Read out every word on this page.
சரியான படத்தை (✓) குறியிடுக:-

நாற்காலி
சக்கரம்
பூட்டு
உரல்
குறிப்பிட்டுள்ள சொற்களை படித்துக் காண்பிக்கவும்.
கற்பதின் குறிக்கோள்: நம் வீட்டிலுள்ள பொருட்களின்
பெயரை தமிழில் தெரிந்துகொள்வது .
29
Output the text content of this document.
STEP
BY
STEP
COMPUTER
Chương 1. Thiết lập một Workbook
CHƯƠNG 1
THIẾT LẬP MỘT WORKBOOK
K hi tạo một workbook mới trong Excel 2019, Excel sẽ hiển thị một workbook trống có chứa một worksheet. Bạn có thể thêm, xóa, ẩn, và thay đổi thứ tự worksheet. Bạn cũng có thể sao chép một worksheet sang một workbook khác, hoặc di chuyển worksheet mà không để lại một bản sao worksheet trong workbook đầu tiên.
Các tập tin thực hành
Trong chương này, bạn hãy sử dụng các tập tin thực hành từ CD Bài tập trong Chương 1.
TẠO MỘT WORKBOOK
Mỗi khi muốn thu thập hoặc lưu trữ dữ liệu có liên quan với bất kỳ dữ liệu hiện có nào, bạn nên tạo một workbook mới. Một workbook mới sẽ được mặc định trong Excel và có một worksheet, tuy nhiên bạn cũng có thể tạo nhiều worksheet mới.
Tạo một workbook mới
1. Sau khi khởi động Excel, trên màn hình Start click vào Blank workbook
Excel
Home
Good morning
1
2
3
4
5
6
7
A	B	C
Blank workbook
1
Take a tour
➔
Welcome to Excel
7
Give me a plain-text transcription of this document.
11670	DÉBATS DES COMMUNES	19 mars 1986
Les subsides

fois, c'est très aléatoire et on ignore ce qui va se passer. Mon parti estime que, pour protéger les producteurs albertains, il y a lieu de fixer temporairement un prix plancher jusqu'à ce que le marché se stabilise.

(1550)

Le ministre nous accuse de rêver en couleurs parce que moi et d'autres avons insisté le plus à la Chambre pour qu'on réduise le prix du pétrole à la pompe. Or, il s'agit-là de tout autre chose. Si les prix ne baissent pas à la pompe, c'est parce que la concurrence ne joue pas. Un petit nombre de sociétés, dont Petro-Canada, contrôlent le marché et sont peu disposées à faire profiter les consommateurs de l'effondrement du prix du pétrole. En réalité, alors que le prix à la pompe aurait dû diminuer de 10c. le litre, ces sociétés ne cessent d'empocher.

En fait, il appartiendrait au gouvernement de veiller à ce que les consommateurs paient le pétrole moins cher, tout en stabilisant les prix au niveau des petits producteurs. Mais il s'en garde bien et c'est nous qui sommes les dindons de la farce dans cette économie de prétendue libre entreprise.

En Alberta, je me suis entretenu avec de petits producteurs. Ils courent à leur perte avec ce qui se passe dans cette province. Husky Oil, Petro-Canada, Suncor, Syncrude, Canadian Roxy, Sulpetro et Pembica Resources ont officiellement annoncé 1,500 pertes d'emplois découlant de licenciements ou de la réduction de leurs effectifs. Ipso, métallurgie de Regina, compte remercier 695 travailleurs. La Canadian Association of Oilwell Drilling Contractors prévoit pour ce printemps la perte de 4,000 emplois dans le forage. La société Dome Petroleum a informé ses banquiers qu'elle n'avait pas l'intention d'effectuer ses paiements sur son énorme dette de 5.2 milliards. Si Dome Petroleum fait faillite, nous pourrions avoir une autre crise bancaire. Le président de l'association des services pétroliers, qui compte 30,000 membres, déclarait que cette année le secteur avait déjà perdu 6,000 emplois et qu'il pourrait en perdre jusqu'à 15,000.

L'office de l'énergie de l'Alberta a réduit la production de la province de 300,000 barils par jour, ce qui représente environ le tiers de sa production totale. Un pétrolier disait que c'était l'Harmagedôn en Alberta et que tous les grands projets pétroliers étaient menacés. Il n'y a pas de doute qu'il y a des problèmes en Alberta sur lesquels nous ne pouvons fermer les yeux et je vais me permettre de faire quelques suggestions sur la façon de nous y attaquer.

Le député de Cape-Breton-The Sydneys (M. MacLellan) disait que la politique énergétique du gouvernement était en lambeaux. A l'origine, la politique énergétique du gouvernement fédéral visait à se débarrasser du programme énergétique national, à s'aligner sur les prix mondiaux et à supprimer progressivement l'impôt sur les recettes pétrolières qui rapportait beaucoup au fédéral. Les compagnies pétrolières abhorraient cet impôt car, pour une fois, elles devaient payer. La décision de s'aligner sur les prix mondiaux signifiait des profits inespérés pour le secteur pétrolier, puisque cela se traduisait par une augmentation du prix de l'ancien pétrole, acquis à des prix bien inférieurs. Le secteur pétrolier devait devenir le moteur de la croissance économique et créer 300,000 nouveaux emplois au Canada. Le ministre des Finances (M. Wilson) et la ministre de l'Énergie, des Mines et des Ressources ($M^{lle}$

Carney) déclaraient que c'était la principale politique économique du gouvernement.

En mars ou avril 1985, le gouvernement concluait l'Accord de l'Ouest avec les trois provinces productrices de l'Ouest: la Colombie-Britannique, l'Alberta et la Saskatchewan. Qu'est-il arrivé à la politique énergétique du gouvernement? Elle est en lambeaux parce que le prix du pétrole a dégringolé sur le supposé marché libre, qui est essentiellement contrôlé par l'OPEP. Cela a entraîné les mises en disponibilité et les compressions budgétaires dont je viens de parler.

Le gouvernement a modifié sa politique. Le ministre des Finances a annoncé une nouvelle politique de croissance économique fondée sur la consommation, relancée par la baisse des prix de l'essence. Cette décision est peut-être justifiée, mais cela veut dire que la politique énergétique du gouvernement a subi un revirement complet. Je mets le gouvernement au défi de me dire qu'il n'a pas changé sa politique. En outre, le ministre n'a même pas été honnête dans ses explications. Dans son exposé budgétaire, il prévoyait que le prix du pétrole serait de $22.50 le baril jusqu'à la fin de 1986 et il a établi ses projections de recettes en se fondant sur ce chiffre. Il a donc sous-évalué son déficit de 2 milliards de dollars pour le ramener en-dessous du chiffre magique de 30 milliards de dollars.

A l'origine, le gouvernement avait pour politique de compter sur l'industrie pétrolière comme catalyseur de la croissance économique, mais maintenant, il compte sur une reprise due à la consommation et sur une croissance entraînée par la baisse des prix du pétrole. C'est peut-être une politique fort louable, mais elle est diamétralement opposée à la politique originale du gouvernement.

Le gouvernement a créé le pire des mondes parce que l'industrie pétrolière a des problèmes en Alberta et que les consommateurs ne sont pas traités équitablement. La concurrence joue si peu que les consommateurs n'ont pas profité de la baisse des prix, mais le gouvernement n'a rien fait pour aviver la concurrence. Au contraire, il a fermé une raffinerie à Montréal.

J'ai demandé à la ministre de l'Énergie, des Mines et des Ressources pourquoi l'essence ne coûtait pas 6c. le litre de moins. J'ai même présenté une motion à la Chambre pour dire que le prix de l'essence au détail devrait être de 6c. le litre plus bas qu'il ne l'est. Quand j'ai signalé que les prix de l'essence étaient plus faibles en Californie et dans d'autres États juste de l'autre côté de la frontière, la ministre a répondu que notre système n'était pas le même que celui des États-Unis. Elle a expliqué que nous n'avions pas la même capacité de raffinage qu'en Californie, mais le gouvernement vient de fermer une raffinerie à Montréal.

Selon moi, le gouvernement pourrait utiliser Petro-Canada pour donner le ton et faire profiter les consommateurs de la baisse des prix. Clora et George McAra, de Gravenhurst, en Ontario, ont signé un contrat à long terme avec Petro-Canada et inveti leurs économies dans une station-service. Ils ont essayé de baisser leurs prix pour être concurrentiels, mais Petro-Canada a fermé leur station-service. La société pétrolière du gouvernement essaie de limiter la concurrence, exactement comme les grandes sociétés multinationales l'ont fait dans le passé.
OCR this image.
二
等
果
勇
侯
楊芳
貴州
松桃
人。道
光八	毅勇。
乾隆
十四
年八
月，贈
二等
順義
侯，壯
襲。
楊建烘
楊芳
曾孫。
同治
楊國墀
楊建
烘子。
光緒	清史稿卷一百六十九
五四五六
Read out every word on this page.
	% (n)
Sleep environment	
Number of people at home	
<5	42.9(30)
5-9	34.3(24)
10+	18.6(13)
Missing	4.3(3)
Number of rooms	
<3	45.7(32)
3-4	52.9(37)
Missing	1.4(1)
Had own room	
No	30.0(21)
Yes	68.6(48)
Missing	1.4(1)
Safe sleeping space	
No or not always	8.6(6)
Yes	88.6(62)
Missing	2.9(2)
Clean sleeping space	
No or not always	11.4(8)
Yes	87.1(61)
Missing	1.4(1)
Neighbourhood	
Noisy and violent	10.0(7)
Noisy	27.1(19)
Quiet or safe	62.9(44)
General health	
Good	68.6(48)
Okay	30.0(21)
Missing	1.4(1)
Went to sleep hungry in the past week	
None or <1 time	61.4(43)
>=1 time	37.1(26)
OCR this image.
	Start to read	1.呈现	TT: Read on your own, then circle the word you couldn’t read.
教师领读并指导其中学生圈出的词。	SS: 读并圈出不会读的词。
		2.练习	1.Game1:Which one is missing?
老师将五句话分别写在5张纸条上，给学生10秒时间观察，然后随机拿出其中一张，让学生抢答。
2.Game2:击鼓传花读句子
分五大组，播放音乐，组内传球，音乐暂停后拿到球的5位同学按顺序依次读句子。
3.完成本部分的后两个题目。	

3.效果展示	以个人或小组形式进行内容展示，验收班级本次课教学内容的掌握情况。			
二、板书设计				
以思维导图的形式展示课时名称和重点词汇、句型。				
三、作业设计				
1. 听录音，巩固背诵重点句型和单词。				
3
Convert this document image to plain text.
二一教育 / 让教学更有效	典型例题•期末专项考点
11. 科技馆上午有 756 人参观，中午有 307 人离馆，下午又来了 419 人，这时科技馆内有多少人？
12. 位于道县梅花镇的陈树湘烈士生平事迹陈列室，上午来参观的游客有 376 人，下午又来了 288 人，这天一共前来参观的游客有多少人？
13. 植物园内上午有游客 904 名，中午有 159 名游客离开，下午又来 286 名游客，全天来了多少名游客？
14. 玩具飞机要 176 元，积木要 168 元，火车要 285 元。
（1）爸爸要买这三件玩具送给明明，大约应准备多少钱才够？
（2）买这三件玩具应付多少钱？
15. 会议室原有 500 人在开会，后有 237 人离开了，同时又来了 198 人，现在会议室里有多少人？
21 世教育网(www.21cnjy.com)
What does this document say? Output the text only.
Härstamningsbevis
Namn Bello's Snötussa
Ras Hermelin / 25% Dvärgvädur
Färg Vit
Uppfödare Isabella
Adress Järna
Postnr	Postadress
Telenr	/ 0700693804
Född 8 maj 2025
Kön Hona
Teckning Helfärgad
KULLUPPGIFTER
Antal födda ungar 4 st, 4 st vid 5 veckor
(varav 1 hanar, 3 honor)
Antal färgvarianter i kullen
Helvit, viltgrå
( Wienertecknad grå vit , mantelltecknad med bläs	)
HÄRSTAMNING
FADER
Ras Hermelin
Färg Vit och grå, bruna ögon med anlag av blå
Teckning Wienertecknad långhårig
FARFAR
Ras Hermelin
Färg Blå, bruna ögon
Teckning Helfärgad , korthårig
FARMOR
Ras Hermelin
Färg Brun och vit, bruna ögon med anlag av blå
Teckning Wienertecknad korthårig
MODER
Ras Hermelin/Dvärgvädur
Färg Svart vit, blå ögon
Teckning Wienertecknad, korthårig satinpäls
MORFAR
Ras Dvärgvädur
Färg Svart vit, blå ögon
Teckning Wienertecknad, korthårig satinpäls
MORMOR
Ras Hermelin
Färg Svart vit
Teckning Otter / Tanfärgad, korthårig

++++

From the listing above, pick out each line where the word "plain" appears.

Give me a plain-text transcription of this document.
Convert this document image to plain text.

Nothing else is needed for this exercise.